AIM OF THE TASK :: Reproduce each record exactly.

---*---

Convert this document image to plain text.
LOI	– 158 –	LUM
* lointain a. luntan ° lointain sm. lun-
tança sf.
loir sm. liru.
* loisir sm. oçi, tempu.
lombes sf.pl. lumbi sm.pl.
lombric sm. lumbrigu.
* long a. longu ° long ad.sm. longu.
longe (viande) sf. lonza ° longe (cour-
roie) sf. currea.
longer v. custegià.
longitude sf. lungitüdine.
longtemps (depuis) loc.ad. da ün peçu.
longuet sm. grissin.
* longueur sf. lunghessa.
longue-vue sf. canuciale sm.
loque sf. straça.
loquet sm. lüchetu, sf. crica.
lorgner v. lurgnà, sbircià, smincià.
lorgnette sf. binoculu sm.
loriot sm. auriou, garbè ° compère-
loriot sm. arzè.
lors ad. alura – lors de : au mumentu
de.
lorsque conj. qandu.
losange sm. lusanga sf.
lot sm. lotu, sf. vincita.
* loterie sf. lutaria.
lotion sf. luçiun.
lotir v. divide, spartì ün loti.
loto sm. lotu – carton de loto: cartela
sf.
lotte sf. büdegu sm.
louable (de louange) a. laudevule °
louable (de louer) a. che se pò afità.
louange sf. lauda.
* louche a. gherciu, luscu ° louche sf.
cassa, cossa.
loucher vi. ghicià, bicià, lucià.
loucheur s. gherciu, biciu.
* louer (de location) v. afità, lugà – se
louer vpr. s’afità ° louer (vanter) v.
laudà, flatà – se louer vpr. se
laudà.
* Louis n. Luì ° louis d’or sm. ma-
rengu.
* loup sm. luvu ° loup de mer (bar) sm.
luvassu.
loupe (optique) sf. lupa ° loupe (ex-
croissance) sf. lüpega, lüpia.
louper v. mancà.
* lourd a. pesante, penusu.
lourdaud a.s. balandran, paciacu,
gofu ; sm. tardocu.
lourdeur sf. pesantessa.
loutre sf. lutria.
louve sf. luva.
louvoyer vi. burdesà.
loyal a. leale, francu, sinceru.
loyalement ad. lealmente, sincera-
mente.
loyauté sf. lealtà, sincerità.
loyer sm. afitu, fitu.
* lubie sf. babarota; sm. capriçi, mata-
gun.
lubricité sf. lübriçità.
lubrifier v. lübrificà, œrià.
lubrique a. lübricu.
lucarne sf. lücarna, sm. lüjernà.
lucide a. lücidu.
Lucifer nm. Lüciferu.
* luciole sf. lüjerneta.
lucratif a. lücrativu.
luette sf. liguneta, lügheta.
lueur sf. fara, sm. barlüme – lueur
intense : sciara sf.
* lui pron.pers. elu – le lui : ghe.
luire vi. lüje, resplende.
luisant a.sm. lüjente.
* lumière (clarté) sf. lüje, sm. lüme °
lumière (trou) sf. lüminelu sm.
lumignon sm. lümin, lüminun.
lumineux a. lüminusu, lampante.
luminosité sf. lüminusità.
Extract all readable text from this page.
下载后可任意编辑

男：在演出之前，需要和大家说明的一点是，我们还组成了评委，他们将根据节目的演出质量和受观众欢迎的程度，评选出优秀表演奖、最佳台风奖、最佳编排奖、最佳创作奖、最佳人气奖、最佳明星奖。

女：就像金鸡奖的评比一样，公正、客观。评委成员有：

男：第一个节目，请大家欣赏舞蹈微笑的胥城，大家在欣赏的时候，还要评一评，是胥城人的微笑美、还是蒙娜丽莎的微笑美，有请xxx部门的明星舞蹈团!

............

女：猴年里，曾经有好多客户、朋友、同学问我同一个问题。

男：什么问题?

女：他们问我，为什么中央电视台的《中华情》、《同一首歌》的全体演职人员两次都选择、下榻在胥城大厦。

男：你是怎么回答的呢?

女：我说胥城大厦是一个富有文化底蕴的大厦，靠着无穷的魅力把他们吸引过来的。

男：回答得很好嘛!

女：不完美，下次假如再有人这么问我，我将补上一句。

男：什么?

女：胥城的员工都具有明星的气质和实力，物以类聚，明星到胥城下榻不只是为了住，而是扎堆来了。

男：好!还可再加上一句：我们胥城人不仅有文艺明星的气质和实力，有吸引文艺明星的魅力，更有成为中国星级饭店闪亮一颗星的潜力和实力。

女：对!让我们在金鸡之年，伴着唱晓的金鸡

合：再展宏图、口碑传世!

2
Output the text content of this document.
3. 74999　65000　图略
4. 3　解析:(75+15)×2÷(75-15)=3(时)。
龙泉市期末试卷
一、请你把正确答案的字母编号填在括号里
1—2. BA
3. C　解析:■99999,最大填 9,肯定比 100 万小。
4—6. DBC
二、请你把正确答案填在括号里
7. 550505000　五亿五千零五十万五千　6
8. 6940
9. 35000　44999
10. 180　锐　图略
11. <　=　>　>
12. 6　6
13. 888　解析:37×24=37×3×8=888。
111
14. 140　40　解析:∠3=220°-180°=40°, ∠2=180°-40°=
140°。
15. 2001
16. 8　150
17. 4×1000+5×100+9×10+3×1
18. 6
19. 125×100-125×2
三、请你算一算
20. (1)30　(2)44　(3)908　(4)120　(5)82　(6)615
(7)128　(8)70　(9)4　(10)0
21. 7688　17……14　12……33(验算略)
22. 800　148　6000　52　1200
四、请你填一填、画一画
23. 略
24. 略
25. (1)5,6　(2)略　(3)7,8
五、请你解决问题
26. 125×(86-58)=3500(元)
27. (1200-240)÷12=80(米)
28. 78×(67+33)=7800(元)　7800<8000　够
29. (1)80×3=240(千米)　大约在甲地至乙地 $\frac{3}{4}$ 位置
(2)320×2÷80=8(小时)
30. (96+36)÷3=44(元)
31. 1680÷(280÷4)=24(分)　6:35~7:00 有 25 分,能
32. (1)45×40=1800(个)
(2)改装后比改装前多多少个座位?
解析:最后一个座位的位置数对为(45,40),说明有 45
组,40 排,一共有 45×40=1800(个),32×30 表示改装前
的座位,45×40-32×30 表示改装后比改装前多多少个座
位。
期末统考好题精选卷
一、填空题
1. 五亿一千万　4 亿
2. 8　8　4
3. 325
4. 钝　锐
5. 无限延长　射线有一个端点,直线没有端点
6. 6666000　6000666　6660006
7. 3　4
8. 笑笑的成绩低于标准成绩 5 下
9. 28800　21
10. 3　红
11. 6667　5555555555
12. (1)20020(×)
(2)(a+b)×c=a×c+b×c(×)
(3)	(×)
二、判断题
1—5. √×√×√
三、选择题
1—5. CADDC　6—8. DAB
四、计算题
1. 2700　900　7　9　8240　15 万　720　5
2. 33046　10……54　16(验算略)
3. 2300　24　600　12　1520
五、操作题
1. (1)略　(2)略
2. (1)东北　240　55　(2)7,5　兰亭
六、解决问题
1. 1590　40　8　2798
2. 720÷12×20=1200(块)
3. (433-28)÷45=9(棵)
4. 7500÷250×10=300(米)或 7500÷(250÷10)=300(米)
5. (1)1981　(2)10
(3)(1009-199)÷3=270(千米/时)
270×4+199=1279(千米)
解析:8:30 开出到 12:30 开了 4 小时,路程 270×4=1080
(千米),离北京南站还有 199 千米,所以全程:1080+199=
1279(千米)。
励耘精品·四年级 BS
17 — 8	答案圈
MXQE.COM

---*---

CORRECT ANSWER ::
Convert this document image to plain text.
LOI	– 158 –	LUM
* lointain a. luntan ° lointain sm. lun-
tança sf.
loir sm. liru.
* loisir sm. oçi, tempu.
lombes sf.pl. lumbi sm.pl.
lombric sm. lumbrigu.
* long a. longu ° long ad.sm. longu.
longe (viande) sf. lonza ° longe (cour-
roie) sf. currea.
longer v. custegià.
longitude sf. lungitüdine.
longtemps (depuis) loc.ad. da ün peçu.
longuet sm. grissin.
* longueur sf. lunghessa.
longue-vue sf. canuciale sm.
loque sf. straça.
loquet sm. lüchetu, sf. crica.
lorgner v. lurgnà, sbircià, smincià.
lorgnette sf. binoculu sm.
loriot sm. auriou, garbè ° compère-
loriot sm. arzè.
lors ad. alura – lors de : au mumentu
de.
lorsque conj. qandu.
losange sm. lusanga sf.
lot sm. lotu, sf. vincita.
* loterie sf. lutaria.
lotion sf. luçiun.
lotir v. divide, spartì ün loti.
loto sm. lotu – carton de loto: cartela
sf.
lotte sf. büdegu sm.
louable (de louange) a. laudevule °
louable (de louer) a. che se pò afità.
louange sf. lauda.
* louche a. gherciu, luscu ° louche sf.
cassa, cossa.
loucher vi. ghicià, bicià, lucià.
loucheur s. gherciu, biciu.
* louer (de location) v. afità, lugà – se
louer vpr. s’afità ° louer (vanter) v.
laudà, flatà – se louer vpr. se
laudà.
* Louis n. Luì ° louis d’or sm. ma-
rengu.
* loup sm. luvu ° loup de mer (bar) sm.
luvassu.
loupe (optique) sf. lupa ° loupe (ex-
croissance) sf. lüpega, lüpia.
louper v. mancà.
* lourd a. pesante, penusu.
lourdaud a.s. balandran, paciacu,
gofu ; sm. tardocu.
lourdeur sf. pesantessa.
loutre sf. lutria.
louve sf. luva.
louvoyer vi. burdesà.
loyal a. leale, francu, sinceru.
loyalement ad. lealmente, sincera-
mente.
loyauté sf. lealtà, sincerità.
loyer sm. afitu, fitu.
* lubie sf. babarota; sm. capriçi, mata-
gun.
lubricité sf. lübriçità.
lubrifier v. lübrificà, œrià.
lubrique a. lübricu.
lucarne sf. lücarna, sm. lüjernà.
lucide a. lücidu.
Lucifer nm. Lüciferu.
* luciole sf. lüjerneta.
lucratif a. lücrativu.
luette sf. liguneta, lügheta.
lueur sf. fara, sm. barlüme – lueur
intense : sciara sf.
* lui pron.pers. elu – le lui : ghe.
luire vi. lüje, resplende.
luisant a.sm. lüjente.
* lumière (clarté) sf. lüje, sm. lüme °
lumière (trou) sf. lüminelu sm.
lumignon sm. lümin, lüminun.
lumineux a. lüminusu, lampante.
luminosité sf. lüminusità.
Extract all readable text from this page.
下载后可任意编辑

男：在演出之前，需要和大家说明的一点是，我们还组成了评委，他们将根据节目的演出质量和受观众欢迎的程度，评选出优秀表演奖、最佳台风奖、最佳编排奖、最佳创作奖、最佳人气奖、最佳明星奖。

女：就像金鸡奖的评比一样，公正、客观。评委成员有：

男：第一个节目，请大家欣赏舞蹈微笑的胥城，大家在欣赏的时候，还要评一评，是胥城人的微笑美、还是蒙娜丽莎的微笑美，有请xxx部门的明星舞蹈团!

............

女：猴年里，曾经有好多客户、朋友、同学问我同一个问题。

男：什么问题?

女：他们问我，为什么中央电视台的《中华情》、《同一首歌》的全体演职人员两次都选择、下榻在胥城大厦。

男：你是怎么回答的呢?

女：我说胥城大厦是一个富有文化底蕴的大厦，靠着无穷的魅力把他们吸引过来的。

男：回答得很好嘛!

女：不完美，下次假如再有人这么问我，我将补上一句。

男：什么?

女：胥城的员工都具有明星的气质和实力，物以类聚，明星到胥城下榻不只是为了住，而是扎堆来了。

男：好!还可再加上一句：我们胥城人不仅有文艺明星的气质和实力，有吸引文艺明星的魅力，更有成为中国星级饭店闪亮一颗星的潜力和实力。

女：对!让我们在金鸡之年，伴着唱晓的金鸡

合：再展宏图、口碑传世!

2
Output the text content of this document.
3. 74999　65000　图略
4. 3　解析:(75+15)×2÷(75-15)=3(时)。
龙泉市期末试卷
一、请你把正确答案的字母编号填在括号里
1—2. BA
3. C　解析:■99999,最大填 9,肯定比 100 万小。
4—6. DBC
二、请你把正确答案填在括号里
7. 550505000　五亿五千零五十万五千　6
8. 6940
9. 35000　44999
10. 180　锐　图略
11. <　=　>　>
12. 6　6
13. 888　解析:37×24=37×3×8=888。
111
14. 140　40　解析:∠3=220°-180°=40°, ∠2=180°-40°=
140°。
15. 2001
16. 8　150
17. 4×1000+5×100+9×10+3×1
18. 6
19. 125×100-125×2
三、请你算一算
20. (1)30　(2)44　(3)908　(4)120　(5)82　(6)615
(7)128　(8)70　(9)4　(10)0
21. 7688　17……14　12……33(验算略)
22. 800　148　6000　52　1200
四、请你填一填、画一画
23. 略
24. 略
25. (1)5,6　(2)略　(3)7,8
五、请你解决问题
26. 125×(86-58)=3500(元)
27. (1200-240)÷12=80(米)
28. 78×(67+33)=7800(元)　7800<8000　够
29. (1)80×3=240(千米)　大约在甲地至乙地 $\frac{3}{4}$ 位置
(2)320×2÷80=8(小时)
30. (96+36)÷3=44(元)
31. 1680÷(280÷4)=24(分)　6:35~7:00 有 25 分,能
32. (1)45×40=1800(个)
(2)改装后比改装前多多少个座位?
解析:最后一个座位的位置数对为(45,40),说明有 45
组,40 排,一共有 45×40=1800(个),32×30 表示改装前
的座位,45×40-32×30 表示改装后比改装前多多少个座
位。
期末统考好题精选卷
一、填空题
1. 五亿一千万　4 亿
2. 8　8　4
3. 325
4. 钝　锐
5. 无限延长　射线有一个端点,直线没有端点
6. 6666000　6000666　6660006
7. 3　4
8. 笑笑的成绩低于标准成绩 5 下
9. 28800　21
10. 3　红
11. 6667　5555555555
12. (1)20020(×)
(2)(a+b)×c=a×c+b×c(×)
(3)	(×)
二、判断题
1—5. √×√×√
三、选择题
1—5. CADDC　6—8. DAB
四、计算题
1. 2700　900　7　9　8240　15 万　720　5
2. 33046　10……54　16(验算略)
3. 2300　24　600　12　1520
五、操作题
1. (1)略　(2)略
2. (1)东北　240　55　(2)7,5　兰亭
六、解决问题
1. 1590　40　8　2798
2. 720÷12×20=1200(块)
3. (433-28)÷45=9(棵)
4. 7500÷250×10=300(米)或 7500÷(250÷10)=300(米)
5. (1)1981　(2)10
(3)(1009-199)÷3=270(千米/时)
270×4+199=1279(千米)
解析:8:30 开出到 12:30 开了 4 小时,路程 270×4=1080
(千米),离北京南站还有 199 千米,所以全程:1080+199=
1279(千米)。
励耘精品·四年级 BS
17 — 8	答案圈
MXQE.COM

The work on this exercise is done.